**Exercise instructions**
All entries below must be retyped exactly, though pictures are to be skipped.

━━━━━━━━

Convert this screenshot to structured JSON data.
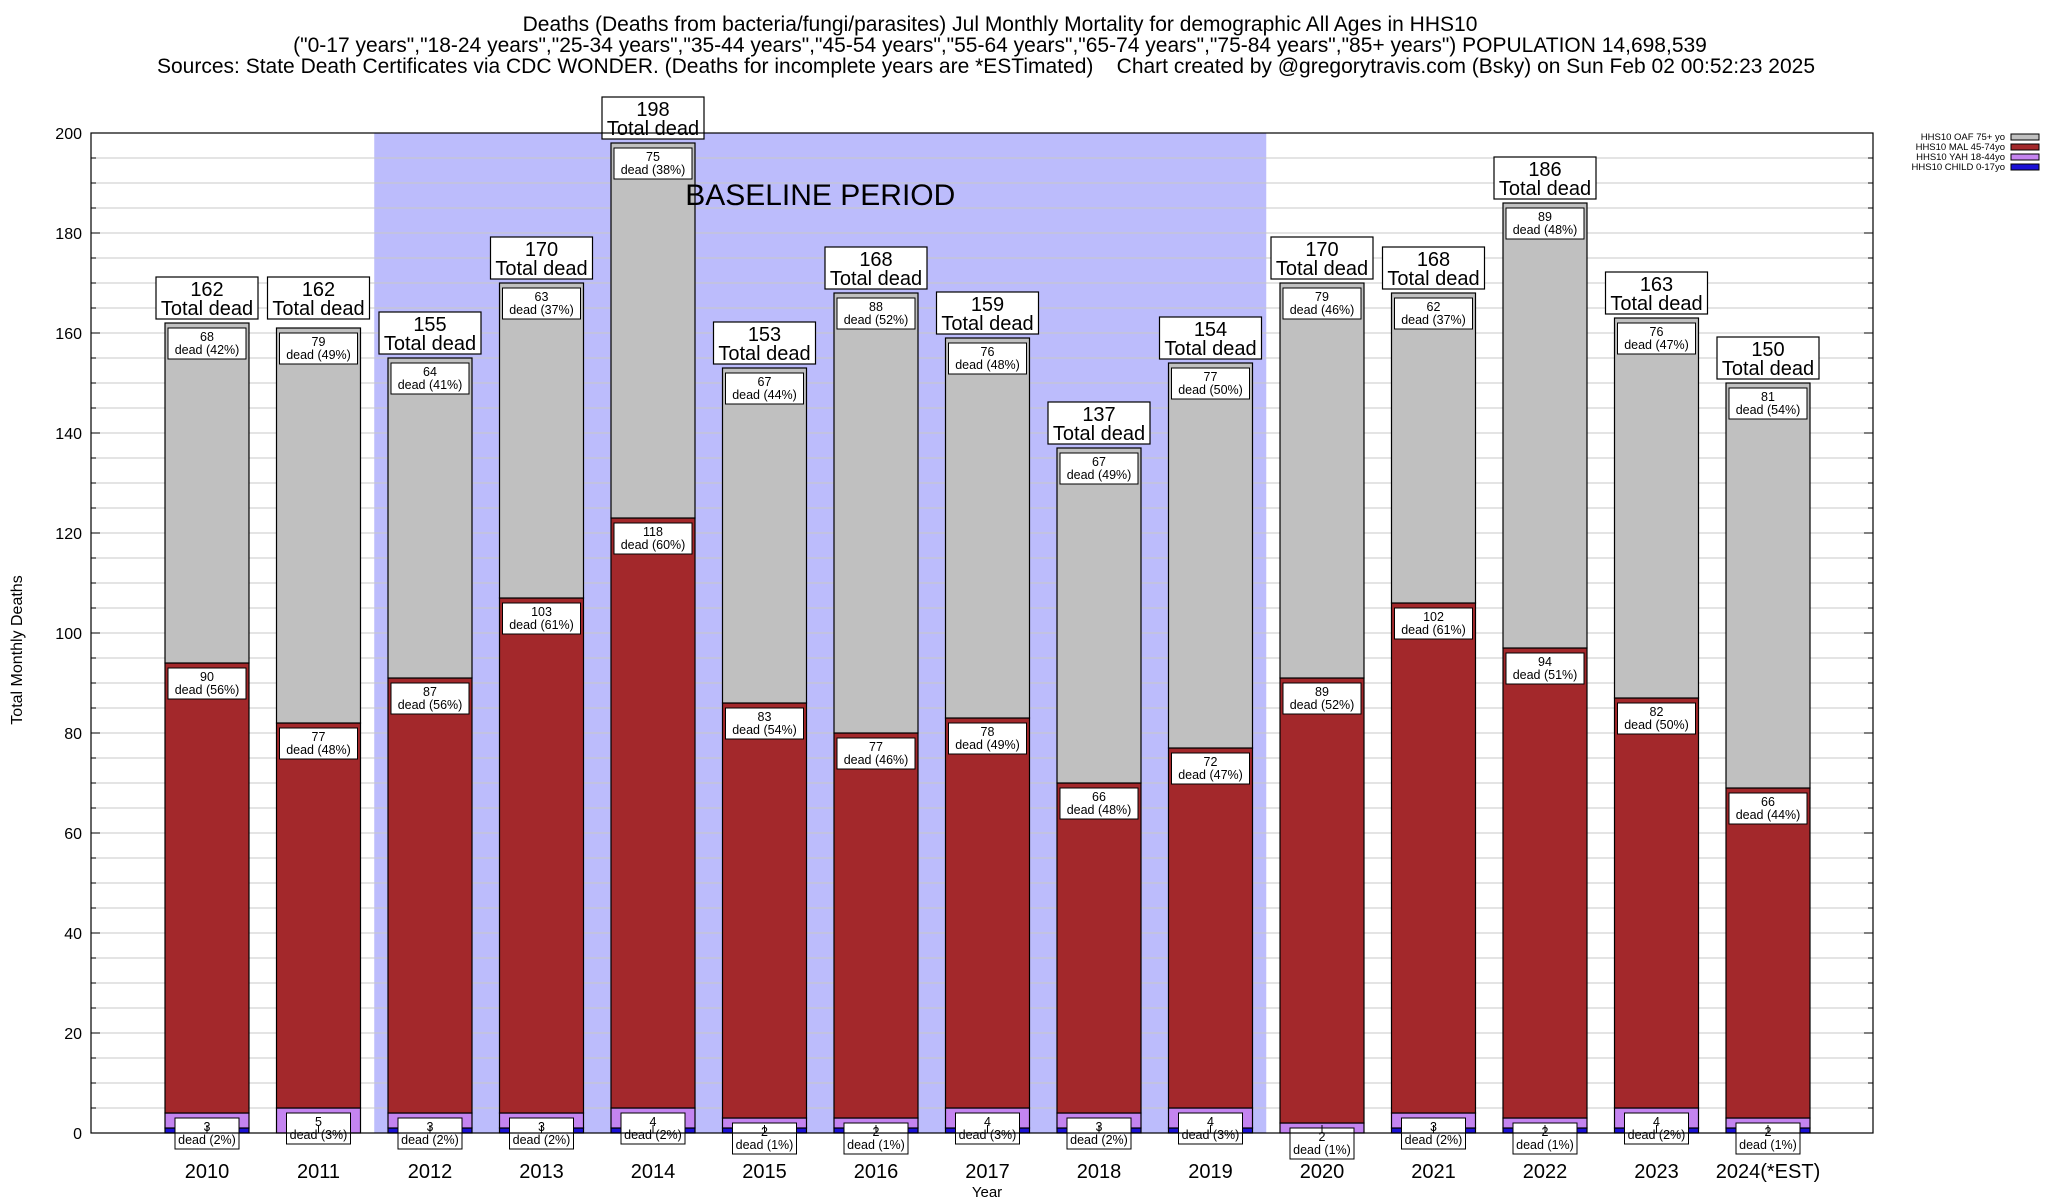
{
  "chart_data": {
    "type": "bar",
    "stacked": true,
    "title_lines": [
      "Deaths (Deaths from bacteria/fungi/parasites) Jul Monthly Mortality for demographic All Ages in HHS10",
      "(\"0-17 years\",\"18-24 years\",\"25-34 years\",\"35-44 years\",\"45-54 years\",\"55-64 years\",\"65-74 years\",\"75-84 years\",\"85+ years\") POPULATION 14,698,539",
      "Sources: State Death Certificates via CDC WONDER. (Deaths for incomplete years are *ESTimated)",
      "Chart created by @gregorytravis.com (Bsky) on Sun Feb 02 00:52:23 2025"
    ],
    "xlabel": "Year",
    "ylabel": "Total Monthly Deaths",
    "ylim": [
      0,
      200
    ],
    "y_ticks": [
      0,
      20,
      40,
      60,
      80,
      100,
      120,
      140,
      160,
      180,
      200
    ],
    "grid": true,
    "legend_position": "top-right",
    "baseline_label": "BASELINE PERIOD",
    "baseline_range": [
      "2012",
      "2019"
    ],
    "total_suffix": "Total dead",
    "segment_suffix": "dead",
    "categories": [
      "2010",
      "2011",
      "2012",
      "2013",
      "2014",
      "2015",
      "2016",
      "2017",
      "2018",
      "2019",
      "2020",
      "2021",
      "2022",
      "2023",
      "2024(*EST)"
    ],
    "totals": [
      162,
      162,
      155,
      170,
      198,
      153,
      168,
      159,
      137,
      154,
      170,
      168,
      186,
      163,
      150
    ],
    "series": [
      {
        "name": "HHS10 CHILD 0-17yo",
        "color": "#1a10d6",
        "values": [
          1,
          0,
          1,
          1,
          1,
          1,
          1,
          1,
          1,
          1,
          0,
          1,
          1,
          1,
          1
        ]
      },
      {
        "name": "HHS10 YAH 18-44yo",
        "color": "#c484f0",
        "values": [
          3,
          5,
          3,
          3,
          4,
          2,
          2,
          4,
          3,
          4,
          2,
          3,
          2,
          4,
          2
        ],
        "labels": [
          "3",
          "5",
          "3",
          "3",
          "4",
          "2",
          "2",
          "4",
          "3",
          "4",
          "2",
          "3",
          "2",
          "4",
          "2"
        ],
        "pct": [
          "(2%)",
          "(3%)",
          "(2%)",
          "(2%)",
          "(2%)",
          "(1%)",
          "(1%)",
          "(3%)",
          "(2%)",
          "(3%)",
          "(1%)",
          "(2%)",
          "(1%)",
          "(2%)",
          "(1%)"
        ]
      },
      {
        "name": "HHS10 MAL 45-74yo",
        "color": "#a3282b",
        "values": [
          90,
          77,
          87,
          103,
          118,
          83,
          77,
          78,
          66,
          72,
          89,
          102,
          94,
          82,
          66
        ],
        "pct": [
          "(56%)",
          "(48%)",
          "(56%)",
          "(61%)",
          "(60%)",
          "(54%)",
          "(46%)",
          "(49%)",
          "(48%)",
          "(47%)",
          "(52%)",
          "(61%)",
          "(51%)",
          "(50%)",
          "(44%)"
        ]
      },
      {
        "name": "HHS10 OAF 75+ yo",
        "color": "#c0c0c0",
        "values": [
          68,
          79,
          64,
          63,
          75,
          67,
          88,
          76,
          67,
          77,
          79,
          62,
          89,
          76,
          81
        ],
        "pct": [
          "(42%)",
          "(49%)",
          "(41%)",
          "(37%)",
          "(38%)",
          "(44%)",
          "(52%)",
          "(48%)",
          "(49%)",
          "(50%)",
          "(46%)",
          "(37%)",
          "(48%)",
          "(47%)",
          "(54%)"
        ]
      }
    ],
    "legend_order": [
      "HHS10 OAF 75+ yo",
      "HHS10 MAL 45-74yo",
      "HHS10 YAH 18-44yo",
      "HHS10 CHILD 0-17yo"
    ],
    "colors": {
      "baseline_band": "#bcbcfc",
      "grid": "#c8c8c8",
      "bar_outline": "#000000"
    }
  }
}
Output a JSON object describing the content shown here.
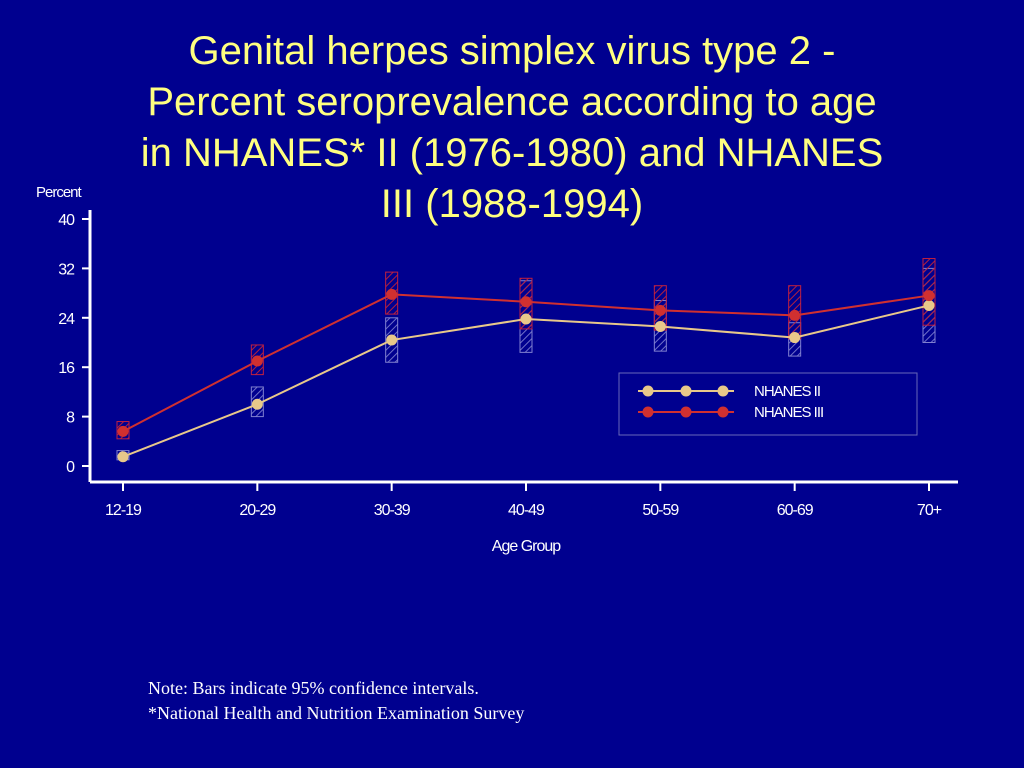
{
  "slide": {
    "title_lines": [
      "Genital herpes simplex virus type 2 -",
      "Percent seroprevalence according to age",
      "in NHANES* II (1976-1980) and NHANES",
      "III (1988-1994)"
    ],
    "notes": [
      "Note:  Bars indicate 95% confidence intervals.",
      "*National Health and Nutrition Examination Survey"
    ]
  },
  "chart_data": {
    "type": "line",
    "title": "",
    "xlabel": "Age Group",
    "ylabel": "Percent",
    "categories": [
      "12-19",
      "20-29",
      "30-39",
      "40-49",
      "50-59",
      "60-69",
      "70+"
    ],
    "ylim": [
      0,
      40
    ],
    "yticks": [
      0,
      8,
      16,
      24,
      32,
      40
    ],
    "grid": false,
    "legend_position": "right",
    "series": [
      {
        "name": "NHANES II",
        "color": "#e8c88a",
        "values": [
          1.5,
          10.0,
          20.4,
          23.8,
          22.6,
          20.8,
          26.0
        ],
        "ci_low": [
          1.0,
          8.0,
          16.8,
          18.4,
          18.6,
          17.8,
          20.0
        ],
        "ci_high": [
          2.5,
          12.8,
          24.0,
          30.0,
          26.8,
          23.2,
          32.0
        ]
      },
      {
        "name": "NHANES III",
        "color": "#d03030",
        "values": [
          5.6,
          17.0,
          27.8,
          26.6,
          25.2,
          24.4,
          27.6
        ],
        "ci_low": [
          4.4,
          14.8,
          24.6,
          22.2,
          22.0,
          20.6,
          22.8
        ],
        "ci_high": [
          7.2,
          19.6,
          31.4,
          30.4,
          29.2,
          29.2,
          33.6
        ]
      }
    ]
  }
}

━━━━━━━━

**Result**
Convert this screenshot to structured JSON data.
{
  "chart_data": {
    "type": "bar",
    "stacked": true,
    "title_lines": [
      "Deaths (Deaths from bacteria/fungi/parasites) Jul Monthly Mortality for demographic All Ages in HHS10",
      "(\"0-17 years\",\"18-24 years\",\"25-34 years\",\"35-44 years\",\"45-54 years\",\"55-64 years\",\"65-74 years\",\"75-84 years\",\"85+ years\") POPULATION 14,698,539",
      "Sources: State Death Certificates via CDC WONDER. (Deaths for incomplete years are *ESTimated)",
      "Chart created by @gregorytravis.com (Bsky) on Sun Feb 02 00:52:23 2025"
    ],
    "xlabel": "Year",
    "ylabel": "Total Monthly Deaths",
    "ylim": [
      0,
      200
    ],
    "y_ticks": [
      0,
      20,
      40,
      60,
      80,
      100,
      120,
      140,
      160,
      180,
      200
    ],
    "grid": true,
    "legend_position": "top-right",
    "baseline_label": "BASELINE PERIOD",
    "baseline_range": [
      "2012",
      "2019"
    ],
    "total_suffix": "Total dead",
    "segment_suffix": "dead",
    "categories": [
      "2010",
      "2011",
      "2012",
      "2013",
      "2014",
      "2015",
      "2016",
      "2017",
      "2018",
      "2019",
      "2020",
      "2021",
      "2022",
      "2023",
      "2024(*EST)"
    ],
    "totals": [
      162,
      162,
      155,
      170,
      198,
      153,
      168,
      159,
      137,
      154,
      170,
      168,
      186,
      163,
      150
    ],
    "series": [
      {
        "name": "HHS10 CHILD 0-17yo",
        "color": "#1a10d6",
        "values": [
          1,
          0,
          1,
          1,
          1,
          1,
          1,
          1,
          1,
          1,
          0,
          1,
          1,
          1,
          1
        ]
      },
      {
        "name": "HHS10 YAH 18-44yo",
        "color": "#c484f0",
        "values": [
          3,
          5,
          3,
          3,
          4,
          2,
          2,
          4,
          3,
          4,
          2,
          3,
          2,
          4,
          2
        ],
        "labels": [
          "3",
          "5",
          "3",
          "3",
          "4",
          "2",
          "2",
          "4",
          "3",
          "4",
          "2",
          "3",
          "2",
          "4",
          "2"
        ],
        "pct": [
          "(2%)",
          "(3%)",
          "(2%)",
          "(2%)",
          "(2%)",
          "(1%)",
          "(1%)",
          "(3%)",
          "(2%)",
          "(3%)",
          "(1%)",
          "(2%)",
          "(1%)",
          "(2%)",
          "(1%)"
        ]
      },
      {
        "name": "HHS10 MAL 45-74yo",
        "color": "#a3282b",
        "values": [
          90,
          77,
          87,
          103,
          118,
          83,
          77,
          78,
          66,
          72,
          89,
          102,
          94,
          82,
          66
        ],
        "pct": [
          "(56%)",
          "(48%)",
          "(56%)",
          "(61%)",
          "(60%)",
          "(54%)",
          "(46%)",
          "(49%)",
          "(48%)",
          "(47%)",
          "(52%)",
          "(61%)",
          "(51%)",
          "(50%)",
          "(44%)"
        ]
      },
      {
        "name": "HHS10 OAF 75+ yo",
        "color": "#c0c0c0",
        "values": [
          68,
          79,
          64,
          63,
          75,
          67,
          88,
          76,
          67,
          77,
          79,
          62,
          89,
          76,
          81
        ],
        "pct": [
          "(42%)",
          "(49%)",
          "(41%)",
          "(37%)",
          "(38%)",
          "(44%)",
          "(52%)",
          "(48%)",
          "(49%)",
          "(50%)",
          "(46%)",
          "(37%)",
          "(48%)",
          "(47%)",
          "(54%)"
        ]
      }
    ],
    "legend_order": [
      "HHS10 OAF 75+ yo",
      "HHS10 MAL 45-74yo",
      "HHS10 YAH 18-44yo",
      "HHS10 CHILD 0-17yo"
    ],
    "colors": {
      "baseline_band": "#bcbcfc",
      "grid": "#c8c8c8",
      "bar_outline": "#000000"
    }
  }
}
Output a JSON object describing the content shown here.
{
  "slide": {
    "title_lines": [
      "Genital herpes simplex virus type 2 -",
      "Percent seroprevalence according to age",
      "in NHANES* II (1976-1980) and NHANES",
      "III (1988-1994)"
    ],
    "notes": [
      "Note:  Bars indicate 95% confidence intervals.",
      "*National Health and Nutrition Examination Survey"
    ]
  },
  "chart_data": {
    "type": "line",
    "title": "",
    "xlabel": "Age Group",
    "ylabel": "Percent",
    "categories": [
      "12-19",
      "20-29",
      "30-39",
      "40-49",
      "50-59",
      "60-69",
      "70+"
    ],
    "ylim": [
      0,
      40
    ],
    "yticks": [
      0,
      8,
      16,
      24,
      32,
      40
    ],
    "grid": false,
    "legend_position": "right",
    "series": [
      {
        "name": "NHANES II",
        "color": "#e8c88a",
        "values": [
          1.5,
          10.0,
          20.4,
          23.8,
          22.6,
          20.8,
          26.0
        ],
        "ci_low": [
          1.0,
          8.0,
          16.8,
          18.4,
          18.6,
          17.8,
          20.0
        ],
        "ci_high": [
          2.5,
          12.8,
          24.0,
          30.0,
          26.8,
          23.2,
          32.0
        ]
      },
      {
        "name": "NHANES III",
        "color": "#d03030",
        "values": [
          5.6,
          17.0,
          27.8,
          26.6,
          25.2,
          24.4,
          27.6
        ],
        "ci_low": [
          4.4,
          14.8,
          24.6,
          22.2,
          22.0,
          20.6,
          22.8
        ],
        "ci_high": [
          7.2,
          19.6,
          31.4,
          30.4,
          29.2,
          29.2,
          33.6
        ]
      }
    ]
  }
}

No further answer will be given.